▸ **Work required**
Would you retype all of these records exactly?

··········

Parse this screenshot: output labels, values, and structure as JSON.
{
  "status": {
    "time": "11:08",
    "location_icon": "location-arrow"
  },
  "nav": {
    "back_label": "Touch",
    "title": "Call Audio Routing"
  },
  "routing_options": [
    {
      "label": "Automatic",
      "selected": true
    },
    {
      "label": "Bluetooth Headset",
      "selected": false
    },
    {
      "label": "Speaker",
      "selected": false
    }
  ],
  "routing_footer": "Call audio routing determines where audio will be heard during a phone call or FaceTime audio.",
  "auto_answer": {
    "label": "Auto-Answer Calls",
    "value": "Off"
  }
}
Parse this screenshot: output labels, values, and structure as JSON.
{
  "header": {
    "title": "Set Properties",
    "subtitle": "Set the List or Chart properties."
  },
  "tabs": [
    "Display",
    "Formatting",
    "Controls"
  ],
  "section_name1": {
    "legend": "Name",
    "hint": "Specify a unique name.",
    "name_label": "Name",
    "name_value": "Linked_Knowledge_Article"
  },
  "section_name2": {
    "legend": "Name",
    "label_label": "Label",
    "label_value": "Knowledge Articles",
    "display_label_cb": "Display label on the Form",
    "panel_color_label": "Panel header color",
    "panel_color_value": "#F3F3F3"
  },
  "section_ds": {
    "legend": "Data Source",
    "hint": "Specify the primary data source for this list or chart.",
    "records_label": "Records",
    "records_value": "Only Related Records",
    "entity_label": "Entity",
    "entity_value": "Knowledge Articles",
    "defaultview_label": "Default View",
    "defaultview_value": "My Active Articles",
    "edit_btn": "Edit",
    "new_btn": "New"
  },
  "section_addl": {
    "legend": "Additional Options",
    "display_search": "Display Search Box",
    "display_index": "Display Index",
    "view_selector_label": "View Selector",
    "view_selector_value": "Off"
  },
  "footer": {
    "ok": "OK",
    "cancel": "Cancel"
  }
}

··········

▸ **Solution to this task**
Parse this screenshot: output labels, values, and structure as JSON.
{
  "status": {
    "time": "11:08",
    "location_icon": "location-arrow"
  },
  "nav": {
    "back_label": "Touch",
    "title": "Call Audio Routing"
  },
  "routing_options": [
    {
      "label": "Automatic",
      "selected": true
    },
    {
      "label": "Bluetooth Headset",
      "selected": false
    },
    {
      "label": "Speaker",
      "selected": false
    }
  ],
  "routing_footer": "Call audio routing determines where audio will be heard during a phone call or FaceTime audio.",
  "auto_answer": {
    "label": "Auto-Answer Calls",
    "value": "Off"
  }
}
Parse this screenshot: output labels, values, and structure as JSON.
{
  "header": {
    "title": "Set Properties",
    "subtitle": "Set the List or Chart properties."
  },
  "tabs": [
    "Display",
    "Formatting",
    "Controls"
  ],
  "section_name1": {
    "legend": "Name",
    "hint": "Specify a unique name.",
    "name_label": "Name",
    "name_value": "Linked_Knowledge_Article"
  },
  "section_name2": {
    "legend": "Name",
    "label_label": "Label",
    "label_value": "Knowledge Articles",
    "display_label_cb": "Display label on the Form",
    "panel_color_label": "Panel header color",
    "panel_color_value": "#F3F3F3"
  },
  "section_ds": {
    "legend": "Data Source",
    "hint": "Specify the primary data source for this list or chart.",
    "records_label": "Records",
    "records_value": "Only Related Records",
    "entity_label": "Entity",
    "entity_value": "Knowledge Articles",
    "defaultview_label": "Default View",
    "defaultview_value": "My Active Articles",
    "edit_btn": "Edit",
    "new_btn": "New"
  },
  "section_addl": {
    "legend": "Additional Options",
    "display_search": "Display Search Box",
    "display_index": "Display Index",
    "view_selector_label": "View Selector",
    "view_selector_value": "Off"
  },
  "footer": {
    "ok": "OK",
    "cancel": "Cancel"
  }
}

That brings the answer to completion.